> [Input for this task]:
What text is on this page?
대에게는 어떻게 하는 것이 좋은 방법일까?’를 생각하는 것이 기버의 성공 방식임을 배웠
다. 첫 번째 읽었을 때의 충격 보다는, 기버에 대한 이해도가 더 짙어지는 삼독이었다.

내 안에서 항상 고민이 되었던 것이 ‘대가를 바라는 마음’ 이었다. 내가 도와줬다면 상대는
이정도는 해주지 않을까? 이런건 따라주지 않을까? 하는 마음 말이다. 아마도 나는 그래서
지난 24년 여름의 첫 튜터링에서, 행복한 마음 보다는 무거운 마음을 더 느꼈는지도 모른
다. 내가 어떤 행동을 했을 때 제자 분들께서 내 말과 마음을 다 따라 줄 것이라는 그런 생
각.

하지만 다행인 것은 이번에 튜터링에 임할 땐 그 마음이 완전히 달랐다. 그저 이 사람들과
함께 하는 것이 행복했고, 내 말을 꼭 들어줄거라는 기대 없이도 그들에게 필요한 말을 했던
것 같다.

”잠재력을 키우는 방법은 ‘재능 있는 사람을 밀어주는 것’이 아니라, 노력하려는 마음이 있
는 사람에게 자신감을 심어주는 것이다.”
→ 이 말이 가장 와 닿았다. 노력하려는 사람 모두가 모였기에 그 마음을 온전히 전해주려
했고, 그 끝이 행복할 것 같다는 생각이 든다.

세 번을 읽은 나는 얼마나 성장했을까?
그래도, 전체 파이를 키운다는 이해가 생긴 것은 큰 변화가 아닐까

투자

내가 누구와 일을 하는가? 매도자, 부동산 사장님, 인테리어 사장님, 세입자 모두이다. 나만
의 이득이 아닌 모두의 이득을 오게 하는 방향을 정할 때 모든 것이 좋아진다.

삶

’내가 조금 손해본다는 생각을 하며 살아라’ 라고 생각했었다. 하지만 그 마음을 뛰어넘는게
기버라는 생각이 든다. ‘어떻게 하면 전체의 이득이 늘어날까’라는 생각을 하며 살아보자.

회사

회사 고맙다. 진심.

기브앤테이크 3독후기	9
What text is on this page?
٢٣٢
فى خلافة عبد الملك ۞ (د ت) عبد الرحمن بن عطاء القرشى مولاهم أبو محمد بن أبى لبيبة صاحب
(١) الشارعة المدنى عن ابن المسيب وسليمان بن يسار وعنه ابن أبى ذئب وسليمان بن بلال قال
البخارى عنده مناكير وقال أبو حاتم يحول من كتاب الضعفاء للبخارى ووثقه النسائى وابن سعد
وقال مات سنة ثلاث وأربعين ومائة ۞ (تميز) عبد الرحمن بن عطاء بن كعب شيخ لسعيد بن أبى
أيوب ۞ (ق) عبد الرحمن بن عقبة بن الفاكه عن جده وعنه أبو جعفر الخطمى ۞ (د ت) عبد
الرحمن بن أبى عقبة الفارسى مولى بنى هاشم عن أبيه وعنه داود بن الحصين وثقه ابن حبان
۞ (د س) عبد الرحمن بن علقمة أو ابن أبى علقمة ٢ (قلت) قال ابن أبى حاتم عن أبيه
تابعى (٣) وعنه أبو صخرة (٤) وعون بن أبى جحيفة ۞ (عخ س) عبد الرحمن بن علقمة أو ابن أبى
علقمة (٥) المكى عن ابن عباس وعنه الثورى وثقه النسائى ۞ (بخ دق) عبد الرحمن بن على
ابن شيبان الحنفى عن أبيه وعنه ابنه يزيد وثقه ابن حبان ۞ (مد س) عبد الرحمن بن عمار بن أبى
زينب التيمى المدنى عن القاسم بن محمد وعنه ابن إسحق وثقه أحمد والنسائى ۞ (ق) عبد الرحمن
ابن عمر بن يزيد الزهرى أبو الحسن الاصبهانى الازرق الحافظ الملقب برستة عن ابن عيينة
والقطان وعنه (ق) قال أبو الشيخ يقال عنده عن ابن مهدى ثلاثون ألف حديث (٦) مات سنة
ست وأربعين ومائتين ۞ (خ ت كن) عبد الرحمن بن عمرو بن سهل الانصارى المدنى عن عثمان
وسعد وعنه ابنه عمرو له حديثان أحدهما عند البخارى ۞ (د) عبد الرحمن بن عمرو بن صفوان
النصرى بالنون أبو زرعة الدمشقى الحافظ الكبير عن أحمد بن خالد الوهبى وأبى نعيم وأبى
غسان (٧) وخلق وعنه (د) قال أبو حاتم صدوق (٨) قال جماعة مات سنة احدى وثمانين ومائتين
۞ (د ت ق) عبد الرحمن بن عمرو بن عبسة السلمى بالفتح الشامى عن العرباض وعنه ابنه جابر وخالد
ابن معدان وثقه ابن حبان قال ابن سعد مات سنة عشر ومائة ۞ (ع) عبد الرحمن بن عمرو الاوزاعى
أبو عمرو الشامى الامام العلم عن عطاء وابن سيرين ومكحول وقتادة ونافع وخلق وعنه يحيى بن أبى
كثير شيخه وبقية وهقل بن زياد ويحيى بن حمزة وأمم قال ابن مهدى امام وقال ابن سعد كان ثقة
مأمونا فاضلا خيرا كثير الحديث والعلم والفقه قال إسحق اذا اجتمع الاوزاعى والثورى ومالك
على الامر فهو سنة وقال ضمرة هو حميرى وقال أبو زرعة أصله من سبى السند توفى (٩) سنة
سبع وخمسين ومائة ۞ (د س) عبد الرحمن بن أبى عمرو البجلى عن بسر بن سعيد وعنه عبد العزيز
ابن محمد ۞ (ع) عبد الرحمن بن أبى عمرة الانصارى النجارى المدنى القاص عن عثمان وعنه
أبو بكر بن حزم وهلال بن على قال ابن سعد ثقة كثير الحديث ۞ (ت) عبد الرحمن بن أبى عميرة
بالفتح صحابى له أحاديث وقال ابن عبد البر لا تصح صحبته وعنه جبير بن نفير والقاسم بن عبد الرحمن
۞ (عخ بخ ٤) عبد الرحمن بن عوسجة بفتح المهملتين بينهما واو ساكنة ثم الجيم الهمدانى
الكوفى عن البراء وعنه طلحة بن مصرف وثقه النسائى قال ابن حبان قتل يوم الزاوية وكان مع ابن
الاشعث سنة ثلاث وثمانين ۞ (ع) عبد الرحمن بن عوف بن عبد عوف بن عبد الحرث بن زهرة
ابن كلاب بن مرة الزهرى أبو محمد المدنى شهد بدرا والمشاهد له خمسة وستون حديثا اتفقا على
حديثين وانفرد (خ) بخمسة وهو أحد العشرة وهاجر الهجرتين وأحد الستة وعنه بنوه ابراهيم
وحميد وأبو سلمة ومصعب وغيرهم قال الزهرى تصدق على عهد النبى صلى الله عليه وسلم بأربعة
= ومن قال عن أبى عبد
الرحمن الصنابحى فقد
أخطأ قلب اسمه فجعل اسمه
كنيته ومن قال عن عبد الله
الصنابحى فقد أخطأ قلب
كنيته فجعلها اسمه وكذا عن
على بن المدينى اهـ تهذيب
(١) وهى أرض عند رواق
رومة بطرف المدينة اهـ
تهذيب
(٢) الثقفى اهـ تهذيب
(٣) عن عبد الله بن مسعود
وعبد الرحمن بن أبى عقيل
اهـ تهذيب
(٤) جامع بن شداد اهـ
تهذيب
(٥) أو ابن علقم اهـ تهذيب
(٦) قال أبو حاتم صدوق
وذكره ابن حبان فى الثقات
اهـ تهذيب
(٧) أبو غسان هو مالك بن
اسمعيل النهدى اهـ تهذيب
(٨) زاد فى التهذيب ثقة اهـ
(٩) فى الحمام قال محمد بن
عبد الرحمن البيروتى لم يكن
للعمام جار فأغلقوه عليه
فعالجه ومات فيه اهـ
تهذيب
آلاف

> [What this task involves]:
Work out how many lines in the records above contain the word "عثمان", and reply with that number alone.

> [The answer]:
2